The problem ▸
Present each line of the entries below that holds the word "this".

Records supplied ▸
** BEGIN **
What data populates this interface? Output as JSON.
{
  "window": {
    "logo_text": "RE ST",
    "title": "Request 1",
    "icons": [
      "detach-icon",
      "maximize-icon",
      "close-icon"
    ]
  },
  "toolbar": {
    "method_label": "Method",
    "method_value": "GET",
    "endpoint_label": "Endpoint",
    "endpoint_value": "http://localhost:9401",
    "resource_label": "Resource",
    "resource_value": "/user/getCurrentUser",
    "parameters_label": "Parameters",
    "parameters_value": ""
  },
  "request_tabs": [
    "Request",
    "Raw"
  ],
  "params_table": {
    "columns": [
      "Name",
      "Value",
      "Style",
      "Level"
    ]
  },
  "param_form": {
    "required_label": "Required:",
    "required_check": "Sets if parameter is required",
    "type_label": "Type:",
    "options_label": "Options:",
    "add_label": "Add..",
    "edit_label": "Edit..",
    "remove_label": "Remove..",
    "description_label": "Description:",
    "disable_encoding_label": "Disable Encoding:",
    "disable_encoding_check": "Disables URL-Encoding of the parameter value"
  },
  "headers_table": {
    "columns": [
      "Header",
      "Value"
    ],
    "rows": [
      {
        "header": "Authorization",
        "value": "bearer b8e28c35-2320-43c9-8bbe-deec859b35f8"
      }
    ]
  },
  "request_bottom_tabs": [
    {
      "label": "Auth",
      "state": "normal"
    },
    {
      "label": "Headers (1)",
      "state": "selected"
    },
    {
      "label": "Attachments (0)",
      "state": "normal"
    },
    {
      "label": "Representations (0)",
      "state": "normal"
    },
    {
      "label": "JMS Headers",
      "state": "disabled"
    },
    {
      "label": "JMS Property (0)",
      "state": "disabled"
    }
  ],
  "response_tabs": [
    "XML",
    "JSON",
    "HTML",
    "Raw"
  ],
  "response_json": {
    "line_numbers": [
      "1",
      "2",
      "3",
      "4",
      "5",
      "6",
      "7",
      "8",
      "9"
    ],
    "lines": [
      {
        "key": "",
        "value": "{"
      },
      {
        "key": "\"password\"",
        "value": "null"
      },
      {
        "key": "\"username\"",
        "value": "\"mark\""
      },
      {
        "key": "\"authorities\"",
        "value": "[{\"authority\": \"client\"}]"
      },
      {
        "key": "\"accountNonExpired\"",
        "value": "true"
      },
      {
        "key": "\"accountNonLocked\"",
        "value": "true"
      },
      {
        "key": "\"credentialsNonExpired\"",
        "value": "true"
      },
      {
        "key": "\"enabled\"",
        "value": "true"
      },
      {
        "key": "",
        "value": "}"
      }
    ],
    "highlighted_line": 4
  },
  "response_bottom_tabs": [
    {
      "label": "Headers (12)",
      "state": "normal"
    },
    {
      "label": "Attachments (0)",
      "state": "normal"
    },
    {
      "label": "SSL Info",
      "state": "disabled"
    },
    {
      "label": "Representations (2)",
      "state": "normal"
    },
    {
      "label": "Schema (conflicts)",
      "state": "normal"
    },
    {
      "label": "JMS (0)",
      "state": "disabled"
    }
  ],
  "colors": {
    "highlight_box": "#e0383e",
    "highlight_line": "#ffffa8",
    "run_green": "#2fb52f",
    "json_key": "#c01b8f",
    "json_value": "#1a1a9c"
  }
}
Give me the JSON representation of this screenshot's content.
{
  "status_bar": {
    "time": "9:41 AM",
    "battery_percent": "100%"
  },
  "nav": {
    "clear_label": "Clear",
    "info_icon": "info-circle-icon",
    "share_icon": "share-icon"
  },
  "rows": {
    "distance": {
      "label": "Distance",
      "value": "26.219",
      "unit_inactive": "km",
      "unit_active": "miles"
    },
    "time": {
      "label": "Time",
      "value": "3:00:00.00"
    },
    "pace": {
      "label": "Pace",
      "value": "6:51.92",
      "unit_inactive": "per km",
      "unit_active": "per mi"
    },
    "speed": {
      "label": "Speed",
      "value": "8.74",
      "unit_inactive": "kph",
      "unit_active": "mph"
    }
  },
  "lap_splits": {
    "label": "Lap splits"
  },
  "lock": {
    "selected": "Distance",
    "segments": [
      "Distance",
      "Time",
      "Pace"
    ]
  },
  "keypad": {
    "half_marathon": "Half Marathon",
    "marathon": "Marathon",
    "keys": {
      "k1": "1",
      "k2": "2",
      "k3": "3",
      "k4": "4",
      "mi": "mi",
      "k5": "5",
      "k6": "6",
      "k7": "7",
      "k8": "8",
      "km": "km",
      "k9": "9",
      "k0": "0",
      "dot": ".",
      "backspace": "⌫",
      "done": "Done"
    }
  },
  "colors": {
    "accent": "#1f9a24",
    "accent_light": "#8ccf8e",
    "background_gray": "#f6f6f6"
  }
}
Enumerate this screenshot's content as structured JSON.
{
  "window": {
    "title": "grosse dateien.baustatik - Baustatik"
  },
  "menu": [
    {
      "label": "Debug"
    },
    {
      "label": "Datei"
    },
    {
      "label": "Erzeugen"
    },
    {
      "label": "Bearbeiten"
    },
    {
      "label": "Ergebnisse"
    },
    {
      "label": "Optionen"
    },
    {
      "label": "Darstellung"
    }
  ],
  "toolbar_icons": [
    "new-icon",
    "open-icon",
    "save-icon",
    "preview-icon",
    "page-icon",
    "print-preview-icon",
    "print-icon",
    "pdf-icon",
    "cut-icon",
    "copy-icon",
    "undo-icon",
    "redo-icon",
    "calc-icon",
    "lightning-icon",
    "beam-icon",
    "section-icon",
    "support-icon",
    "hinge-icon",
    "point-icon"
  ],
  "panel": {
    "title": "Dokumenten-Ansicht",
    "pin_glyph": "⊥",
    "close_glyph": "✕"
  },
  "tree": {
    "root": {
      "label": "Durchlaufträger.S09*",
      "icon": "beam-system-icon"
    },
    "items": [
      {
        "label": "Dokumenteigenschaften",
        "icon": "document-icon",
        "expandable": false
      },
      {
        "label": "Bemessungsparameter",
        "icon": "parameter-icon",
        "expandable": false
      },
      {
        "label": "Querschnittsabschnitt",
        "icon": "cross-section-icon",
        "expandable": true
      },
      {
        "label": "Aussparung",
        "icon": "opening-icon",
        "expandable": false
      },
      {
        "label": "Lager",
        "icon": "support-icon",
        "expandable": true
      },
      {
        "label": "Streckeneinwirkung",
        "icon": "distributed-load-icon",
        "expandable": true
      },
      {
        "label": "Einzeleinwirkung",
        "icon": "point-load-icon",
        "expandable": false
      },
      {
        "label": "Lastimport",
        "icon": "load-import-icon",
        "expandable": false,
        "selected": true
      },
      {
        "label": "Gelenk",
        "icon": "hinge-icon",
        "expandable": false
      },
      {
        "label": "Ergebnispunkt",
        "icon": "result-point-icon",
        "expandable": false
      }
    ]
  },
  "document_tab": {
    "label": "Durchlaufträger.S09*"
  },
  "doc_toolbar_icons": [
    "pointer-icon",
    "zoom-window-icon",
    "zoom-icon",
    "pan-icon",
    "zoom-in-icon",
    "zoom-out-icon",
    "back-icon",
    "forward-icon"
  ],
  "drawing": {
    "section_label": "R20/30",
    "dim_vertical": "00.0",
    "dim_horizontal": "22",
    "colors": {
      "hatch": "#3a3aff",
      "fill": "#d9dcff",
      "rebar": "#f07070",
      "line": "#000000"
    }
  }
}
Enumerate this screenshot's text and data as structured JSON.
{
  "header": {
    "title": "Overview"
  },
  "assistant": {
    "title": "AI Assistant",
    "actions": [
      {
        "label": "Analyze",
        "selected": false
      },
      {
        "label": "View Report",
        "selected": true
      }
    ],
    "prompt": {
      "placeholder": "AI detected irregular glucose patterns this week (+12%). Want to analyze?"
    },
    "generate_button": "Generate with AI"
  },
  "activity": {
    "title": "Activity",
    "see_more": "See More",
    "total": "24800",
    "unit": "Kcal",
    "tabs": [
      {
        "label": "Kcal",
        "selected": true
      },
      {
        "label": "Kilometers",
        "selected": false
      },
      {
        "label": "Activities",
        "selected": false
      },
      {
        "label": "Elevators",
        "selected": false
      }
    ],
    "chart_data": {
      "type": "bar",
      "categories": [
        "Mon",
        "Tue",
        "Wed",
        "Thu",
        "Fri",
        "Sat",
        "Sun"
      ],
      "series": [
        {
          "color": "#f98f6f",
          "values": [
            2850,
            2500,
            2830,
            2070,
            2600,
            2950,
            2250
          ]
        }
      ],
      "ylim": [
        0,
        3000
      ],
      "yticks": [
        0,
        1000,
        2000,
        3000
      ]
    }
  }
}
** END **
Exercise response ▸
What data populates this interface? Output as JSON.
Give me the JSON representation of this screenshot's content.
Enumerate this screenshot's content as structured JSON.
Enumerate this screenshot's text and data as structured JSON.
      "placeholder": "AI detected irregular glucose patterns this week (+12%). Want to analyze?"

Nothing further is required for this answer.